▸ Job:
Please copy all the lines that follow, word for word.

[Source data]

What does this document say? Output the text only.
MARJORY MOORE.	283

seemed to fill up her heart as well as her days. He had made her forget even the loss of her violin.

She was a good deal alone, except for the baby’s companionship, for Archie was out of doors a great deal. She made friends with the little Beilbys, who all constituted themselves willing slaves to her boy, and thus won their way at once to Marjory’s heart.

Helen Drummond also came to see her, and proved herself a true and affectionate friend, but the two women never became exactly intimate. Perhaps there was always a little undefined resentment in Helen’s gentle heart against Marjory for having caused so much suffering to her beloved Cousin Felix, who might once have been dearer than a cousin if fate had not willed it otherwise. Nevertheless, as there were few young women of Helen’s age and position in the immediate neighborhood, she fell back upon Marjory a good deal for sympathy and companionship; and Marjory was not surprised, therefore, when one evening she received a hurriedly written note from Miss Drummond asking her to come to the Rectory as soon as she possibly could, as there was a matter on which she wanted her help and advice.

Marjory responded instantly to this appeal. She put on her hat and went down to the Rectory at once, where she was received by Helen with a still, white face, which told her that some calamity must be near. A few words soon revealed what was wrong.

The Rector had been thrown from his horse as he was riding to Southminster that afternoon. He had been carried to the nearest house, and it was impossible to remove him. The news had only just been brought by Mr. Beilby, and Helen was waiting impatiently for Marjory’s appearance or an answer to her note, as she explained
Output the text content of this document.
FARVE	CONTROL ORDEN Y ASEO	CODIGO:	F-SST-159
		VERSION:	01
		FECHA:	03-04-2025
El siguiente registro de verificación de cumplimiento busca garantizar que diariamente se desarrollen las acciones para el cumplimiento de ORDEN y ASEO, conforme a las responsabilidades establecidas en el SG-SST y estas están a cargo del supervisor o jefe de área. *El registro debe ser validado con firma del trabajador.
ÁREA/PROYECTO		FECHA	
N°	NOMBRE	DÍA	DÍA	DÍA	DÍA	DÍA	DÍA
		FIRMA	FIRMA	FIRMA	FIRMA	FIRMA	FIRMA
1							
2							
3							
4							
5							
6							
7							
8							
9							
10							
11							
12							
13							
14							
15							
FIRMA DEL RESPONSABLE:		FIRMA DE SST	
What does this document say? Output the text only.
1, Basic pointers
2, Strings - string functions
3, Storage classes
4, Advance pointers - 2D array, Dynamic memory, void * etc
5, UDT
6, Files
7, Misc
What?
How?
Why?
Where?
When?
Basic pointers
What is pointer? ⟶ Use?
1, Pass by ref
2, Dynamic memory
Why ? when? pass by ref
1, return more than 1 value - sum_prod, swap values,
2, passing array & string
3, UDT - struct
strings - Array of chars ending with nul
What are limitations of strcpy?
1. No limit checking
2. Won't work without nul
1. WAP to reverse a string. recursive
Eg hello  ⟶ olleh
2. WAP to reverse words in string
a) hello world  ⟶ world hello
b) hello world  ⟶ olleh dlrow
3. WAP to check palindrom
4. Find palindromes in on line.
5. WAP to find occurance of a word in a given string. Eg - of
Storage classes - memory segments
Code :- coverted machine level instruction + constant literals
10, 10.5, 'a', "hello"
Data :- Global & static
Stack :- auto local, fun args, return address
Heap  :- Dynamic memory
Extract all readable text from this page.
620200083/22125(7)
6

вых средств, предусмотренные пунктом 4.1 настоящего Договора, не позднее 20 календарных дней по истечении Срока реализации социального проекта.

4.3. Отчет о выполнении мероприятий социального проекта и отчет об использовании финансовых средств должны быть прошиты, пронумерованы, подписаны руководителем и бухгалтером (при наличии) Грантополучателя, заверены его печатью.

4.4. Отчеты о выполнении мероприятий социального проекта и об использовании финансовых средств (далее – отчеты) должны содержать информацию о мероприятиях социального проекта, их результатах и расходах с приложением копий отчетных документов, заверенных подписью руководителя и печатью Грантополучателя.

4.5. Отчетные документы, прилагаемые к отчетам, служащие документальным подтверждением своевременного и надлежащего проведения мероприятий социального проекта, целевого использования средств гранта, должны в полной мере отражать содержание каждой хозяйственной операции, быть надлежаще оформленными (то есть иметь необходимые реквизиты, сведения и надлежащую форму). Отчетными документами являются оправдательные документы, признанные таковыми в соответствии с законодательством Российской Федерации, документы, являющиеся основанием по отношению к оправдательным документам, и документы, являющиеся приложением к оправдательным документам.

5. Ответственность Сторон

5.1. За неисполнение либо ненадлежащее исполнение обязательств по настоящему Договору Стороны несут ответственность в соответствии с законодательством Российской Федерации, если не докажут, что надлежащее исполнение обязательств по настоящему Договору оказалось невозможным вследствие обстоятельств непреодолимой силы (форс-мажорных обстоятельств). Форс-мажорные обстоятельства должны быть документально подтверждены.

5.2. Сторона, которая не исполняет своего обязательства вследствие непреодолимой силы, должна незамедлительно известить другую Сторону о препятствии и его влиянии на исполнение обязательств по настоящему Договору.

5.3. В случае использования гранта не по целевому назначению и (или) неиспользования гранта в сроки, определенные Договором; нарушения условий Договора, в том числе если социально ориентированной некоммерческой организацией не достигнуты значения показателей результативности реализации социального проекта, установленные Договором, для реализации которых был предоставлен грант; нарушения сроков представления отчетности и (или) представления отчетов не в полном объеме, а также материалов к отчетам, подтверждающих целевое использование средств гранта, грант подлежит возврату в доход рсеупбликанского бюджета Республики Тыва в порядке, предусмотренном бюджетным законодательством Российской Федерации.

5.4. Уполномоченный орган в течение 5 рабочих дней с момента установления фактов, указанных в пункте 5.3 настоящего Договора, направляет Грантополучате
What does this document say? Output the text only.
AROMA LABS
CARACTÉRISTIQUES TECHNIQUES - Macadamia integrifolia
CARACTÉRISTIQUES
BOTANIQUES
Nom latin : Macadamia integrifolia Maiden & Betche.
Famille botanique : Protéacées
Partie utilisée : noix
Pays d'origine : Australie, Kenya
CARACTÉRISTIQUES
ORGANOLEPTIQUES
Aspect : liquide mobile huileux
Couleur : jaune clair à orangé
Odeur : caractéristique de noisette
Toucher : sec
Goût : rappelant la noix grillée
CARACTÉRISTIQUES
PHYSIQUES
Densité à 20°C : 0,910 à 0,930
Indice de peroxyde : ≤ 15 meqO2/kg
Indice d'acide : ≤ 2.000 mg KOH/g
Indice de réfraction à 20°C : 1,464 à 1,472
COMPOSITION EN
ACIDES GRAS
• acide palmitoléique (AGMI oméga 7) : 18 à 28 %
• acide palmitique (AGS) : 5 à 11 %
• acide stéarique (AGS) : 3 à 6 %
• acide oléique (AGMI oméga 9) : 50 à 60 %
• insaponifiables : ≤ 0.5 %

▸ Exercise answer:
What does this document say? Output the text only.
MARJORY MOORE.	283

seemed to fill up her heart as well as her days. He had made her forget even the loss of her violin.

She was a good deal alone, except for the baby’s companionship, for Archie was out of doors a great deal. She made friends with the little Beilbys, who all constituted themselves willing slaves to her boy, and thus won their way at once to Marjory’s heart.

Helen Drummond also came to see her, and proved herself a true and affectionate friend, but the two women never became exactly intimate. Perhaps there was always a little undefined resentment in Helen’s gentle heart against Marjory for having caused so much suffering to her beloved Cousin Felix, who might once have been dearer than a cousin if fate had not willed it otherwise. Nevertheless, as there were few young women of Helen’s age and position in the immediate neighborhood, she fell back upon Marjory a good deal for sympathy and companionship; and Marjory was not surprised, therefore, when one evening she received a hurriedly written note from Miss Drummond asking her to come to the Rectory as soon as she possibly could, as there was a matter on which she wanted her help and advice.

Marjory responded instantly to this appeal. She put on her hat and went down to the Rectory at once, where she was received by Helen with a still, white face, which told her that some calamity must be near. A few words soon revealed what was wrong.

The Rector had been thrown from his horse as he was riding to Southminster that afternoon. He had been carried to the nearest house, and it was impossible to remove him. The news had only just been brought by Mr. Beilby, and Helen was waiting impatiently for Marjory’s appearance or an answer to her note, as she explained
Output the text content of this document.
FARVE	CONTROL ORDEN Y ASEO	CODIGO:	F-SST-159
		VERSION:	01
		FECHA:	03-04-2025
El siguiente registro de verificación de cumplimiento busca garantizar que diariamente se desarrollen las acciones para el cumplimiento de ORDEN y ASEO, conforme a las responsabilidades establecidas en el SG-SST y estas están a cargo del supervisor o jefe de área. *El registro debe ser validado con firma del trabajador.
ÁREA/PROYECTO		FECHA	
N°	NOMBRE	DÍA	DÍA	DÍA	DÍA	DÍA	DÍA
		FIRMA	FIRMA	FIRMA	FIRMA	FIRMA	FIRMA
1							
2							
3							
4							
5							
6							
7							
8							
9							
10							
11							
12							
13							
14							
15							
FIRMA DEL RESPONSABLE:		FIRMA DE SST	
What does this document say? Output the text only.
1, Basic pointers
2, Strings - string functions
3, Storage classes
4, Advance pointers - 2D array, Dynamic memory, void * etc
5, UDT
6, Files
7, Misc
What?
How?
Why?
Where?
When?
Basic pointers
What is pointer? ⟶ Use?
1, Pass by ref
2, Dynamic memory
Why ? when? pass by ref
1, return more than 1 value - sum_prod, swap values,
2, passing array & string
3, UDT - struct
strings - Array of chars ending with nul
What are limitations of strcpy?
1. No limit checking
2. Won't work without nul
1. WAP to reverse a string. recursive
Eg hello  ⟶ olleh
2. WAP to reverse words in string
a) hello world  ⟶ world hello
b) hello world  ⟶ olleh dlrow
3. WAP to check palindrom
4. Find palindromes in on line.
5. WAP to find occurance of a word in a given string. Eg - of
Storage classes - memory segments
Code :- coverted machine level instruction + constant literals
10, 10.5, 'a', "hello"
Data :- Global & static
Stack :- auto local, fun args, return address
Heap  :- Dynamic memory
Extract all readable text from this page.
620200083/22125(7)
6

вых средств, предусмотренные пунктом 4.1 настоящего Договора, не позднее 20 календарных дней по истечении Срока реализации социального проекта.

4.3. Отчет о выполнении мероприятий социального проекта и отчет об использовании финансовых средств должны быть прошиты, пронумерованы, подписаны руководителем и бухгалтером (при наличии) Грантополучателя, заверены его печатью.

4.4. Отчеты о выполнении мероприятий социального проекта и об использовании финансовых средств (далее – отчеты) должны содержать информацию о мероприятиях социального проекта, их результатах и расходах с приложением копий отчетных документов, заверенных подписью руководителя и печатью Грантополучателя.

4.5. Отчетные документы, прилагаемые к отчетам, служащие документальным подтверждением своевременного и надлежащего проведения мероприятий социального проекта, целевого использования средств гранта, должны в полной мере отражать содержание каждой хозяйственной операции, быть надлежаще оформленными (то есть иметь необходимые реквизиты, сведения и надлежащую форму). Отчетными документами являются оправдательные документы, признанные таковыми в соответствии с законодательством Российской Федерации, документы, являющиеся основанием по отношению к оправдательным документам, и документы, являющиеся приложением к оправдательным документам.

5. Ответственность Сторон

5.1. За неисполнение либо ненадлежащее исполнение обязательств по настоящему Договору Стороны несут ответственность в соответствии с законодательством Российской Федерации, если не докажут, что надлежащее исполнение обязательств по настоящему Договору оказалось невозможным вследствие обстоятельств непреодолимой силы (форс-мажорных обстоятельств). Форс-мажорные обстоятельства должны быть документально подтверждены.

5.2. Сторона, которая не исполняет своего обязательства вследствие непреодолимой силы, должна незамедлительно известить другую Сторону о препятствии и его влиянии на исполнение обязательств по настоящему Договору.

5.3. В случае использования гранта не по целевому назначению и (или) неиспользования гранта в сроки, определенные Договором; нарушения условий Договора, в том числе если социально ориентированной некоммерческой организацией не достигнуты значения показателей результативности реализации социального проекта, установленные Договором, для реализации которых был предоставлен грант; нарушения сроков представления отчетности и (или) представления отчетов не в полном объеме, а также материалов к отчетам, подтверждающих целевое использование средств гранта, грант подлежит возврату в доход рсеупбликанского бюджета Республики Тыва в порядке, предусмотренном бюджетным законодательством Российской Федерации.

5.4. Уполномоченный орган в течение 5 рабочих дней с момента установления фактов, указанных в пункте 5.3 настоящего Договора, направляет Грантополучате
What does this document say? Output the text only.
AROMA LABS
CARACTÉRISTIQUES TECHNIQUES - Macadamia integrifolia
CARACTÉRISTIQUES
BOTANIQUES
Nom latin : Macadamia integrifolia Maiden & Betche.
Famille botanique : Protéacées
Partie utilisée : noix
Pays d'origine : Australie, Kenya
CARACTÉRISTIQUES
ORGANOLEPTIQUES
Aspect : liquide mobile huileux
Couleur : jaune clair à orangé
Odeur : caractéristique de noisette
Toucher : sec
Goût : rappelant la noix grillée
CARACTÉRISTIQUES
PHYSIQUES
Densité à 20°C : 0,910 à 0,930
Indice de peroxyde : ≤ 15 meqO2/kg
Indice d'acide : ≤ 2.000 mg KOH/g
Indice de réfraction à 20°C : 1,464 à 1,472
COMPOSITION EN
ACIDES GRAS
• acide palmitoléique (AGMI oméga 7) : 18 à 28 %
• acide palmitique (AGS) : 5 à 11 %
• acide stéarique (AGS) : 3 à 6 %
• acide oléique (AGMI oméga 9) : 50 à 60 %
• insaponifiables : ≤ 0.5 %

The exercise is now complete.